**Stated goal**
Show, in full, each line of the data that contains "CABG".

**Record extracts**
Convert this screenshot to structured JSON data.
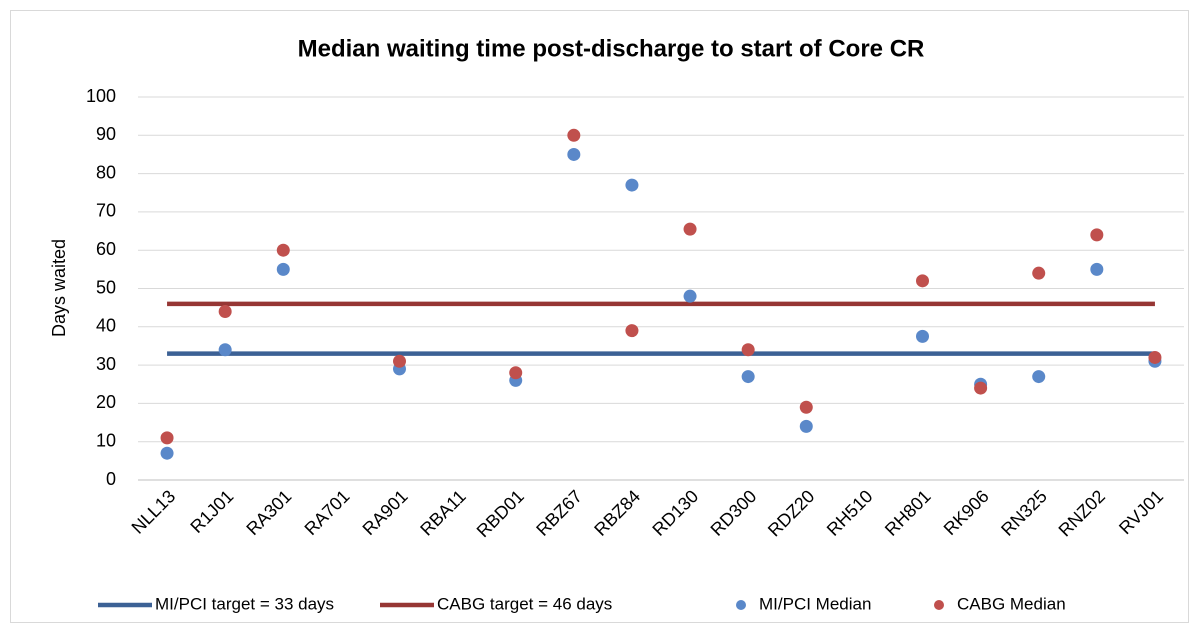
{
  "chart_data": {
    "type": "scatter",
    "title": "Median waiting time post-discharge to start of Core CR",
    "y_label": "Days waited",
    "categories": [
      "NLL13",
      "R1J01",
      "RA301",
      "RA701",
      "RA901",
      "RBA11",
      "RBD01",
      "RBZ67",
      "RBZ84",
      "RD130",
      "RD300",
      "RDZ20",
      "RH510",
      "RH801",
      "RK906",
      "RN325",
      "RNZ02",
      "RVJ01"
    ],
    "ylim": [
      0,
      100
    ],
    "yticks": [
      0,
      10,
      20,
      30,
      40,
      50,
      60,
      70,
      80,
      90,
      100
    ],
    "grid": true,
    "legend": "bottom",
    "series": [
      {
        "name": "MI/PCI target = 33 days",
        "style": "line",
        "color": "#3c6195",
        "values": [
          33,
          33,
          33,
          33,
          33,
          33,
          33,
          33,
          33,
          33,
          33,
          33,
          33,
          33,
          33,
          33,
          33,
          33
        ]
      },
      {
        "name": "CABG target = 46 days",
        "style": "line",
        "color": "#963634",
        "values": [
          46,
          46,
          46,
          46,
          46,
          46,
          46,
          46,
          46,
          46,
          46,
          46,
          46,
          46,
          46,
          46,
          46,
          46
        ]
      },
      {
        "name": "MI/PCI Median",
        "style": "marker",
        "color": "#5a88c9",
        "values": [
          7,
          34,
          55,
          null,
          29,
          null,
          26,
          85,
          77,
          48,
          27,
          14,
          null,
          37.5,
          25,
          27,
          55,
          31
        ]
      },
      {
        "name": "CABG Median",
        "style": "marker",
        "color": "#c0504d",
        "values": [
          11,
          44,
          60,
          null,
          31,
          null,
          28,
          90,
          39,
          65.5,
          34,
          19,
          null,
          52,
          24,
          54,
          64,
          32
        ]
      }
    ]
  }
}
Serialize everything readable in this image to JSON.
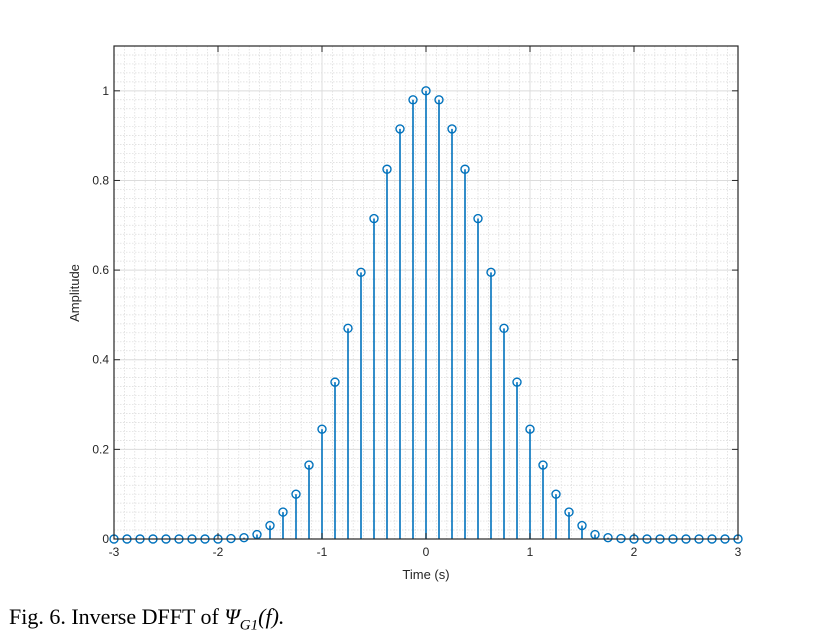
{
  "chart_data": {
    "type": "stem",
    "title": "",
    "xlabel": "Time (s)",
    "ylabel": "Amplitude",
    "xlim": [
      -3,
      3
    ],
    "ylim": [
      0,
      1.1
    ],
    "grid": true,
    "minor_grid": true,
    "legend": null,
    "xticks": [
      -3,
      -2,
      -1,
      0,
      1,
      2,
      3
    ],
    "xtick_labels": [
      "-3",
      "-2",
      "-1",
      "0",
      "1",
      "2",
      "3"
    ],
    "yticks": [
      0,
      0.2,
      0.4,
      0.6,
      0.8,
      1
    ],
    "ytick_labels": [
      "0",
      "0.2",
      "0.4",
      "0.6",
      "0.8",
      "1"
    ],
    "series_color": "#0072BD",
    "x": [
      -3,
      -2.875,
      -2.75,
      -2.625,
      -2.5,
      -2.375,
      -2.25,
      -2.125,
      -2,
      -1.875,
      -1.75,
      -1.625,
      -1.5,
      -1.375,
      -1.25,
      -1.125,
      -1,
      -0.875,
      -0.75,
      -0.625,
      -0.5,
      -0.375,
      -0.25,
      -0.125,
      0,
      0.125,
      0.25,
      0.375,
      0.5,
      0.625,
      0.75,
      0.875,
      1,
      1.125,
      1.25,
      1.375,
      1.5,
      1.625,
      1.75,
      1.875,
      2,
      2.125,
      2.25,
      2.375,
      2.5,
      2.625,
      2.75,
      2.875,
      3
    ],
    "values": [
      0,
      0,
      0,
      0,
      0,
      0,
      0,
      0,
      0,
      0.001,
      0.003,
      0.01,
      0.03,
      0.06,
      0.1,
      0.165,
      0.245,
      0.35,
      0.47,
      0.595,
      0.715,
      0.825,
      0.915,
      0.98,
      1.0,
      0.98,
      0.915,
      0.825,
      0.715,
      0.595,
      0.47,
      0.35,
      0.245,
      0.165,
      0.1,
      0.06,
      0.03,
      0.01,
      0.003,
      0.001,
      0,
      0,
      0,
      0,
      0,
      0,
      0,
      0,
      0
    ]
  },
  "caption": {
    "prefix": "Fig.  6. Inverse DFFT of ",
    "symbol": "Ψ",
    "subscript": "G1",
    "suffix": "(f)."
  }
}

**Response to this exercise**
        "name": "CABG target = 46 days",
        "name": "CABG Median",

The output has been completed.